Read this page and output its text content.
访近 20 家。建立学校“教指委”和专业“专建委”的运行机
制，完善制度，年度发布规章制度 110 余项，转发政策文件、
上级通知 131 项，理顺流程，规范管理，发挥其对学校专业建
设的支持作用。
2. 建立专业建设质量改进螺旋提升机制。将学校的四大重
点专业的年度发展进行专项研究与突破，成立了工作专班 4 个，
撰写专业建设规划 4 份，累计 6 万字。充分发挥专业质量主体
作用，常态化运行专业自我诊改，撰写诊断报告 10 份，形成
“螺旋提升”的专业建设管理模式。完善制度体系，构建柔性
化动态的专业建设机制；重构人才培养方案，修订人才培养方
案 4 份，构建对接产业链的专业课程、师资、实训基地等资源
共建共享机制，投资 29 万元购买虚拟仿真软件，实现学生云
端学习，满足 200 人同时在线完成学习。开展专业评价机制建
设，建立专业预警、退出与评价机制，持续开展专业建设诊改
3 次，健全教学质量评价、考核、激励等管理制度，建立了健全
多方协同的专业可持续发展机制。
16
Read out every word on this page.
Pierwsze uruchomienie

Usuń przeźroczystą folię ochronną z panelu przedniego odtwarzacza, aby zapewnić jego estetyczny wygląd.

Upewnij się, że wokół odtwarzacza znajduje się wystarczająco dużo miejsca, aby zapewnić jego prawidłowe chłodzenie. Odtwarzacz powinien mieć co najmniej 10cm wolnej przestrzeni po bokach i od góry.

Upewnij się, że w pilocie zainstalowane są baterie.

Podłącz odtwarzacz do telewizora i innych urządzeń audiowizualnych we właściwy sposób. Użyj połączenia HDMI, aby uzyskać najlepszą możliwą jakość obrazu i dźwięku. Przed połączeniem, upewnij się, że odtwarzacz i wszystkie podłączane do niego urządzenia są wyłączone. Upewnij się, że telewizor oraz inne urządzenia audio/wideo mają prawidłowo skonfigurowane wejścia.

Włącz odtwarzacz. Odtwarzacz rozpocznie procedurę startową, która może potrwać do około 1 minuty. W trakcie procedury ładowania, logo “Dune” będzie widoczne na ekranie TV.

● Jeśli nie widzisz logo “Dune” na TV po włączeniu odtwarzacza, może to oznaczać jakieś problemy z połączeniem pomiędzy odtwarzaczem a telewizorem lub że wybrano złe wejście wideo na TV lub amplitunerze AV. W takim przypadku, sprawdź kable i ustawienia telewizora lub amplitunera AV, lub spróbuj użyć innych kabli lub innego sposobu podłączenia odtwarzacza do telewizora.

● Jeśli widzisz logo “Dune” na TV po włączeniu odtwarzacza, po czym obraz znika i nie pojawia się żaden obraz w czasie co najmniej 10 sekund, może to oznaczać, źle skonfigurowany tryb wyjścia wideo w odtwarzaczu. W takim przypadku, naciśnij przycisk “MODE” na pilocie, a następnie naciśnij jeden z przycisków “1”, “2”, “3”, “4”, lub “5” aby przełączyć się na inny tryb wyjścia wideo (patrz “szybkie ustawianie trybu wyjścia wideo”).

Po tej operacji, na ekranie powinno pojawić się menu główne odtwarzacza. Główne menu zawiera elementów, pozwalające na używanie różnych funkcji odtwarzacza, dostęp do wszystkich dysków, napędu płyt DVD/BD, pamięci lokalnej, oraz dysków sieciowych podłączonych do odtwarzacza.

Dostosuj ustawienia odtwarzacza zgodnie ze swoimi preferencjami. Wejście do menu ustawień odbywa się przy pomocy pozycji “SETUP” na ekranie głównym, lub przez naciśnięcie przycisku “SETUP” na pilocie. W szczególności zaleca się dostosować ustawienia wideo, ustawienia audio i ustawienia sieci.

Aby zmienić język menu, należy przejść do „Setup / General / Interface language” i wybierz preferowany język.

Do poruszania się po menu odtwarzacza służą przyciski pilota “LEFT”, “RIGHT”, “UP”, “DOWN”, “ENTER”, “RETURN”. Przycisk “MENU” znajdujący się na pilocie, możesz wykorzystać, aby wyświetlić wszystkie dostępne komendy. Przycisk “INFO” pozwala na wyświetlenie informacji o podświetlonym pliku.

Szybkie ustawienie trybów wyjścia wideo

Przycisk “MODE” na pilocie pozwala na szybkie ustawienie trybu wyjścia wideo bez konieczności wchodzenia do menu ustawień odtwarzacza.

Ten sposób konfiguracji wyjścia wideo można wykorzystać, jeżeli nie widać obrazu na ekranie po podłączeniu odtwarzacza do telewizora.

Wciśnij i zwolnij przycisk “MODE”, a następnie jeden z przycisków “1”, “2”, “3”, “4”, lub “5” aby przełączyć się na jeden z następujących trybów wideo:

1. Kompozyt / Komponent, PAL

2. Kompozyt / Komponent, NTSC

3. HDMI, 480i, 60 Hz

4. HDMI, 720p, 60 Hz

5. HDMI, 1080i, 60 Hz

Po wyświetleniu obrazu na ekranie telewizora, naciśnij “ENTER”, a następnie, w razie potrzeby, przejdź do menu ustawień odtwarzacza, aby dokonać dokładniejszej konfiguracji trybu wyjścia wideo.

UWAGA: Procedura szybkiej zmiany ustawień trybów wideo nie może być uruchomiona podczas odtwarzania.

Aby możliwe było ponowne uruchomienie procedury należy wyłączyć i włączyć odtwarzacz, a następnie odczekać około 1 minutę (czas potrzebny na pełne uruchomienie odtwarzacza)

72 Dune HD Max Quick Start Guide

============

(Aim) Take the material above and return all of it exactly.

(Worked answer)
Read this page and output its text content.
访近 20 家。建立学校“教指委”和专业“专建委”的运行机
制，完善制度，年度发布规章制度 110 余项，转发政策文件、
上级通知 131 项，理顺流程，规范管理，发挥其对学校专业建
设的支持作用。
2. 建立专业建设质量改进螺旋提升机制。将学校的四大重
点专业的年度发展进行专项研究与突破，成立了工作专班 4 个，
撰写专业建设规划 4 份，累计 6 万字。充分发挥专业质量主体
作用，常态化运行专业自我诊改，撰写诊断报告 10 份，形成
“螺旋提升”的专业建设管理模式。完善制度体系，构建柔性
化动态的专业建设机制；重构人才培养方案，修订人才培养方
案 4 份，构建对接产业链的专业课程、师资、实训基地等资源
共建共享机制，投资 29 万元购买虚拟仿真软件，实现学生云
端学习，满足 200 人同时在线完成学习。开展专业评价机制建
设，建立专业预警、退出与评价机制，持续开展专业建设诊改
3 次，健全教学质量评价、考核、激励等管理制度，建立了健全
多方协同的专业可持续发展机制。
16
Read out every word on this page.
Pierwsze uruchomienie

Usuń przeźroczystą folię ochronną z panelu przedniego odtwarzacza, aby zapewnić jego estetyczny wygląd.

Upewnij się, że wokół odtwarzacza znajduje się wystarczająco dużo miejsca, aby zapewnić jego prawidłowe chłodzenie. Odtwarzacz powinien mieć co najmniej 10cm wolnej przestrzeni po bokach i od góry.

Upewnij się, że w pilocie zainstalowane są baterie.

Podłącz odtwarzacz do telewizora i innych urządzeń audiowizualnych we właściwy sposób. Użyj połączenia HDMI, aby uzyskać najlepszą możliwą jakość obrazu i dźwięku. Przed połączeniem, upewnij się, że odtwarzacz i wszystkie podłączane do niego urządzenia są wyłączone. Upewnij się, że telewizor oraz inne urządzenia audio/wideo mają prawidłowo skonfigurowane wejścia.

Włącz odtwarzacz. Odtwarzacz rozpocznie procedurę startową, która może potrwać do około 1 minuty. W trakcie procedury ładowania, logo “Dune” będzie widoczne na ekranie TV.

● Jeśli nie widzisz logo “Dune” na TV po włączeniu odtwarzacza, może to oznaczać jakieś problemy z połączeniem pomiędzy odtwarzaczem a telewizorem lub że wybrano złe wejście wideo na TV lub amplitunerze AV. W takim przypadku, sprawdź kable i ustawienia telewizora lub amplitunera AV, lub spróbuj użyć innych kabli lub innego sposobu podłączenia odtwarzacza do telewizora.

● Jeśli widzisz logo “Dune” na TV po włączeniu odtwarzacza, po czym obraz znika i nie pojawia się żaden obraz w czasie co najmniej 10 sekund, może to oznaczać, źle skonfigurowany tryb wyjścia wideo w odtwarzaczu. W takim przypadku, naciśnij przycisk “MODE” na pilocie, a następnie naciśnij jeden z przycisków “1”, “2”, “3”, “4”, lub “5” aby przełączyć się na inny tryb wyjścia wideo (patrz “szybkie ustawianie trybu wyjścia wideo”).

Po tej operacji, na ekranie powinno pojawić się menu główne odtwarzacza. Główne menu zawiera elementów, pozwalające na używanie różnych funkcji odtwarzacza, dostęp do wszystkich dysków, napędu płyt DVD/BD, pamięci lokalnej, oraz dysków sieciowych podłączonych do odtwarzacza.

Dostosuj ustawienia odtwarzacza zgodnie ze swoimi preferencjami. Wejście do menu ustawień odbywa się przy pomocy pozycji “SETUP” na ekranie głównym, lub przez naciśnięcie przycisku “SETUP” na pilocie. W szczególności zaleca się dostosować ustawienia wideo, ustawienia audio i ustawienia sieci.

Aby zmienić język menu, należy przejść do „Setup / General / Interface language” i wybierz preferowany język.

Do poruszania się po menu odtwarzacza służą przyciski pilota “LEFT”, “RIGHT”, “UP”, “DOWN”, “ENTER”, “RETURN”. Przycisk “MENU” znajdujący się na pilocie, możesz wykorzystać, aby wyświetlić wszystkie dostępne komendy. Przycisk “INFO” pozwala na wyświetlenie informacji o podświetlonym pliku.

Szybkie ustawienie trybów wyjścia wideo

Przycisk “MODE” na pilocie pozwala na szybkie ustawienie trybu wyjścia wideo bez konieczności wchodzenia do menu ustawień odtwarzacza.

Ten sposób konfiguracji wyjścia wideo można wykorzystać, jeżeli nie widać obrazu na ekranie po podłączeniu odtwarzacza do telewizora.

Wciśnij i zwolnij przycisk “MODE”, a następnie jeden z przycisków “1”, “2”, “3”, “4”, lub “5” aby przełączyć się na jeden z następujących trybów wideo:

1. Kompozyt / Komponent, PAL

2. Kompozyt / Komponent, NTSC

3. HDMI, 480i, 60 Hz

4. HDMI, 720p, 60 Hz

5. HDMI, 1080i, 60 Hz

Po wyświetleniu obrazu na ekranie telewizora, naciśnij “ENTER”, a następnie, w razie potrzeby, przejdź do menu ustawień odtwarzacza, aby dokonać dokładniejszej konfiguracji trybu wyjścia wideo.

UWAGA: Procedura szybkiej zmiany ustawień trybów wideo nie może być uruchomiona podczas odtwarzania.

Aby możliwe było ponowne uruchomienie procedury należy wyłączyć i włączyć odtwarzacz, a następnie odczekać około 1 minutę (czas potrzebny na pełne uruchomienie odtwarzacza)

72 Dune HD Max Quick Start Guide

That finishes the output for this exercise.